[WHAT THE TASK REQUIRES]
Where a line of the material contains the string "text", copy that line.
▼▼▼
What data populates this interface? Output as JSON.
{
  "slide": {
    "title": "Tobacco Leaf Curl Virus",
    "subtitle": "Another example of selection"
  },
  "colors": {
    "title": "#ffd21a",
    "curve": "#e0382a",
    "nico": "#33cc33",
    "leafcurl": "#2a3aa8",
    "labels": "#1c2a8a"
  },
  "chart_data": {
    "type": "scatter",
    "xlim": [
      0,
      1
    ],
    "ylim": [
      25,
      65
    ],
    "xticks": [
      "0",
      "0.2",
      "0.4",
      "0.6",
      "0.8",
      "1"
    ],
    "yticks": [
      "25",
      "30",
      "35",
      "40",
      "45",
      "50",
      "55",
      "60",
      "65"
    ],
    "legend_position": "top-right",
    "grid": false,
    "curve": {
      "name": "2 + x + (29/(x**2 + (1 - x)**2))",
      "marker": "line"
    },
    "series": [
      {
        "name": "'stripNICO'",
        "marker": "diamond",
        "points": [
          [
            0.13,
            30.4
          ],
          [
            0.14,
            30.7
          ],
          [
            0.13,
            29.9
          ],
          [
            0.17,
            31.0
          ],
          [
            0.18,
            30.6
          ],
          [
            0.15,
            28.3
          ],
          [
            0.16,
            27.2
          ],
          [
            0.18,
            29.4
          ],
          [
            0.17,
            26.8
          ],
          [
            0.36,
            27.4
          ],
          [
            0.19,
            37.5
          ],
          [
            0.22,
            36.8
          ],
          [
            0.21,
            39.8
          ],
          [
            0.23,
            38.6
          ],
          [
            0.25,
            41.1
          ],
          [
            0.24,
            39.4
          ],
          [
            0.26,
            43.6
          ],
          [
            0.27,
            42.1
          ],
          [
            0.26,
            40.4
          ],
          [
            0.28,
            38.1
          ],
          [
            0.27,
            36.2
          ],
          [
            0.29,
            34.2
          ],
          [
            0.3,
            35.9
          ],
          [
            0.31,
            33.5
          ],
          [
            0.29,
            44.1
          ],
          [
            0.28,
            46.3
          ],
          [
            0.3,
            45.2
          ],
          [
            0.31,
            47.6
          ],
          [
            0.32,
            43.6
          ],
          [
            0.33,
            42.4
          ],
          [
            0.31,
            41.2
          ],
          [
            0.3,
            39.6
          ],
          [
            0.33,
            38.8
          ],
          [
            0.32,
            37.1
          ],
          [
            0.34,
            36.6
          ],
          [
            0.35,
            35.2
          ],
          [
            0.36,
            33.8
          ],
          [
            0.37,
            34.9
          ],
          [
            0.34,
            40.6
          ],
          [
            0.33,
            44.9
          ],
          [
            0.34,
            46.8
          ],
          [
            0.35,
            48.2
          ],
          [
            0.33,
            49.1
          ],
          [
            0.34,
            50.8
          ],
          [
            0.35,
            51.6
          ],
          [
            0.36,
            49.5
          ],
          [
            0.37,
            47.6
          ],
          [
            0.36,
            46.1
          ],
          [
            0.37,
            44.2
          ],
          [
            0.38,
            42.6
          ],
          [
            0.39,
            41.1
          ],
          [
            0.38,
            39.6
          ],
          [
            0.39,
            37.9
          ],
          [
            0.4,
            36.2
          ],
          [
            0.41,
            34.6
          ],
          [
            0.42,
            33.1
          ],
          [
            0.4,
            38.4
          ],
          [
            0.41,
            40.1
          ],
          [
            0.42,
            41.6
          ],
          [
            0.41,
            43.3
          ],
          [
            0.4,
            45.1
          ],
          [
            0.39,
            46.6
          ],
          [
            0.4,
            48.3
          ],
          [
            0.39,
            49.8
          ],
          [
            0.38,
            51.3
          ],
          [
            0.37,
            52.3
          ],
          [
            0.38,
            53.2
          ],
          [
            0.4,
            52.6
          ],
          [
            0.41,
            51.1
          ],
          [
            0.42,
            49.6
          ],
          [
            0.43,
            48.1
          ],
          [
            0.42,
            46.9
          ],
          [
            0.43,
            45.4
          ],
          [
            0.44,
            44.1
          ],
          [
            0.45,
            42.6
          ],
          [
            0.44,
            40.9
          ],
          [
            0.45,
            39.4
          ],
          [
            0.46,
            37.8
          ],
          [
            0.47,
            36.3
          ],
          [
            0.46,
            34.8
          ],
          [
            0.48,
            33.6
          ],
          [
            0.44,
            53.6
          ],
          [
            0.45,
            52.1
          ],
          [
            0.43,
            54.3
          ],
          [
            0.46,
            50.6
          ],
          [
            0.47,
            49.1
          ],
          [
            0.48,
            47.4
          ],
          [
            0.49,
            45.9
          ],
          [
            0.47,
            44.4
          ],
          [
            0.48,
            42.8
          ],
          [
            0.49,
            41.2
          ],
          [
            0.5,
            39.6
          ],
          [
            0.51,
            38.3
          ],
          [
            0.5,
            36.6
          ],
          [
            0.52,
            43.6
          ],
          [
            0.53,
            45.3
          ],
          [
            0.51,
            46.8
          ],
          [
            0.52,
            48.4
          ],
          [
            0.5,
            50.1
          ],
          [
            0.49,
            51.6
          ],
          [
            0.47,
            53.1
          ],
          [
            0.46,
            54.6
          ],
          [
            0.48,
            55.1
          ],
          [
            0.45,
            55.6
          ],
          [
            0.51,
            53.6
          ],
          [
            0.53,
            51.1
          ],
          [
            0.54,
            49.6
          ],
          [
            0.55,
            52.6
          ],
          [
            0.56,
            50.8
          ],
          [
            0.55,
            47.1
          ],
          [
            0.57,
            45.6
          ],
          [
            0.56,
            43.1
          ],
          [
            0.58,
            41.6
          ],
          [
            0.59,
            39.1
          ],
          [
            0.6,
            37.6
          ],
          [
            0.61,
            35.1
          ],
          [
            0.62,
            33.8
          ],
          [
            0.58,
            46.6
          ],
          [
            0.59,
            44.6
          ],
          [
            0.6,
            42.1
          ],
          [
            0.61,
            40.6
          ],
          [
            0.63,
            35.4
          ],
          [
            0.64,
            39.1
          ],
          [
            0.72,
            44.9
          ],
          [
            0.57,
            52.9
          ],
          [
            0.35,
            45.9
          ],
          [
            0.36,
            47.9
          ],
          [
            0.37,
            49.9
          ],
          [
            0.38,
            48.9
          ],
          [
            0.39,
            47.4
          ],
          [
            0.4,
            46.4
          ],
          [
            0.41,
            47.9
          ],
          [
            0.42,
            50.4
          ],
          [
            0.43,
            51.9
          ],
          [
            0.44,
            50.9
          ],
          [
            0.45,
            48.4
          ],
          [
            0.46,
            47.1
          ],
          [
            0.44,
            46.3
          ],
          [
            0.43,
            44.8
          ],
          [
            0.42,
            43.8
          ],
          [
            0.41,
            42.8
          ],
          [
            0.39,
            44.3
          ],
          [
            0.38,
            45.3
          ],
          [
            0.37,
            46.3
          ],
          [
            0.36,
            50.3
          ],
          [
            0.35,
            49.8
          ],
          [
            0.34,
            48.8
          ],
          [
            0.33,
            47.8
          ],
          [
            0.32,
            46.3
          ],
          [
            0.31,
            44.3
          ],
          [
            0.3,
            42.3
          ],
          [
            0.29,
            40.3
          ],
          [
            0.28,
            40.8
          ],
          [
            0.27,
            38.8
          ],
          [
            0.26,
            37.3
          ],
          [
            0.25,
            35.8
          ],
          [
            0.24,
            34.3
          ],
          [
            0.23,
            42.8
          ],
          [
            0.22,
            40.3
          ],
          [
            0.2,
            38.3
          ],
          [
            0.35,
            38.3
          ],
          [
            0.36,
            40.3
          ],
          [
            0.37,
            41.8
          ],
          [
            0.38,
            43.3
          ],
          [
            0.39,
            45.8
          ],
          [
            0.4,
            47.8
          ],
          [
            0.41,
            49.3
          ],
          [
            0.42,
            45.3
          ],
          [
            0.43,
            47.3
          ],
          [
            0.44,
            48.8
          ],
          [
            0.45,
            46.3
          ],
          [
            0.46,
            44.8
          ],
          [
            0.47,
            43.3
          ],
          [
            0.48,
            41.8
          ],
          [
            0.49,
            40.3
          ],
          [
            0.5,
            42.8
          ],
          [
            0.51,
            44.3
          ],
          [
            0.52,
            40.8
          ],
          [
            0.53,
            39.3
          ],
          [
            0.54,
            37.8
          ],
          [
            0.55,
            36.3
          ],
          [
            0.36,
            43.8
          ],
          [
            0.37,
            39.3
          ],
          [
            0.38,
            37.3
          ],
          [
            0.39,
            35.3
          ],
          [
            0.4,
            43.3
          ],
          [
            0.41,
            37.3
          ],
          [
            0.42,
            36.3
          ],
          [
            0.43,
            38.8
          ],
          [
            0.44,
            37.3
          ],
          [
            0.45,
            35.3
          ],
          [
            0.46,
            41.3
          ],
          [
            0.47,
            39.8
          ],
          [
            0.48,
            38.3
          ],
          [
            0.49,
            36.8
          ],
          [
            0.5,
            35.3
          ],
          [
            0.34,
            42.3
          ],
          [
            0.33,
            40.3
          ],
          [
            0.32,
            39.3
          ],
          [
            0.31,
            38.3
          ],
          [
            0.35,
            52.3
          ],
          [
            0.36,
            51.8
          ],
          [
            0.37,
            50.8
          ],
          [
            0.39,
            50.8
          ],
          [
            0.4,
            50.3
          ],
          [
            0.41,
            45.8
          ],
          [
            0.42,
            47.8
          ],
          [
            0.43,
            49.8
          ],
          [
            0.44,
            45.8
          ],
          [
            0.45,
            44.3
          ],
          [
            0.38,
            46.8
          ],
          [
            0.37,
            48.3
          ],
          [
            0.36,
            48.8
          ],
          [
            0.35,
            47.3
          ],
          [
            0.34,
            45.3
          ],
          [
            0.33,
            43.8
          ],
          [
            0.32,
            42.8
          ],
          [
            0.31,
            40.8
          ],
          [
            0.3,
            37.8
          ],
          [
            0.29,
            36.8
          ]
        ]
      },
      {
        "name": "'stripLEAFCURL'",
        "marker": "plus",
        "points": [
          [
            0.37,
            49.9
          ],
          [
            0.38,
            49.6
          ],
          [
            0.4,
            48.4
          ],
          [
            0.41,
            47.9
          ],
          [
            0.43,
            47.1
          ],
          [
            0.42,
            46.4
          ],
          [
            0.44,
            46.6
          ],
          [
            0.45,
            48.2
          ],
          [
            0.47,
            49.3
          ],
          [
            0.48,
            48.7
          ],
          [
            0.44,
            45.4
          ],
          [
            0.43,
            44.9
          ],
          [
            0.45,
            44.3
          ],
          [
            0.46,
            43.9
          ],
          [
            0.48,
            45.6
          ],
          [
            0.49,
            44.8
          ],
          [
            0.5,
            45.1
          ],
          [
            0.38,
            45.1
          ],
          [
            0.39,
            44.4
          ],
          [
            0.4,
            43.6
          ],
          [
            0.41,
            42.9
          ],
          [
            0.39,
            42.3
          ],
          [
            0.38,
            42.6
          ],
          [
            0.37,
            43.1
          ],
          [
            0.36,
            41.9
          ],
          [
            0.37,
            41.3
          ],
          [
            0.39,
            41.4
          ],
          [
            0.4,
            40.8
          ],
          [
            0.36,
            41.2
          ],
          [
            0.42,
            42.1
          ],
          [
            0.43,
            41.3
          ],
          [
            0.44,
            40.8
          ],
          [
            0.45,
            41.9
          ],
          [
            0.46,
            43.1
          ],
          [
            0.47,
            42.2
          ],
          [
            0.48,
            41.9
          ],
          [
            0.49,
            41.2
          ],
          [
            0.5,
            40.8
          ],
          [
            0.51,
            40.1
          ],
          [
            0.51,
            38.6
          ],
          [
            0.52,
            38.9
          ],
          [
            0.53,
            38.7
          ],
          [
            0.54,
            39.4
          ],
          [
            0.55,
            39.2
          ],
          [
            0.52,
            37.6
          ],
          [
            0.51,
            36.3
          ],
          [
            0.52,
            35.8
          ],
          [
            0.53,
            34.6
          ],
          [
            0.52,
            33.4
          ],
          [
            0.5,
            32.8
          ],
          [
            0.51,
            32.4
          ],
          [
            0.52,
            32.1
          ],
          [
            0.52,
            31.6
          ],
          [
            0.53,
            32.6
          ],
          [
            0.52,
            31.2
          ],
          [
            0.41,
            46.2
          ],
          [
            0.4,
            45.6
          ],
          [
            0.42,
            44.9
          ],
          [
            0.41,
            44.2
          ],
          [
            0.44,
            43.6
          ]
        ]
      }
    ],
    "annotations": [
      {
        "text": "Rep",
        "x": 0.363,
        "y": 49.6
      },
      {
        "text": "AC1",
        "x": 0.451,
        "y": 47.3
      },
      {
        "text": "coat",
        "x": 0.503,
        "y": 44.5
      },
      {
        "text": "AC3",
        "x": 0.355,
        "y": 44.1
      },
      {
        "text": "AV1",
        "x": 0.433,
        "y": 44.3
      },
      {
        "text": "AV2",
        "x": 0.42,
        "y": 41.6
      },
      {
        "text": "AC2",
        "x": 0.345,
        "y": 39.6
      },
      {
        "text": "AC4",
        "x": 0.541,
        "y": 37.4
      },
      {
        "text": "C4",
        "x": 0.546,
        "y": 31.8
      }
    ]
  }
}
▲▲▲
[RESULT OF THIS EXERCISE]
        "text": "Rep",
        "text": "AC1",
        "text": "coat",
        "text": "AC3",
        "text": "AV1",
        "text": "AV2",
        "text": "AC2",
        "text": "AC4",
        "text": "C4",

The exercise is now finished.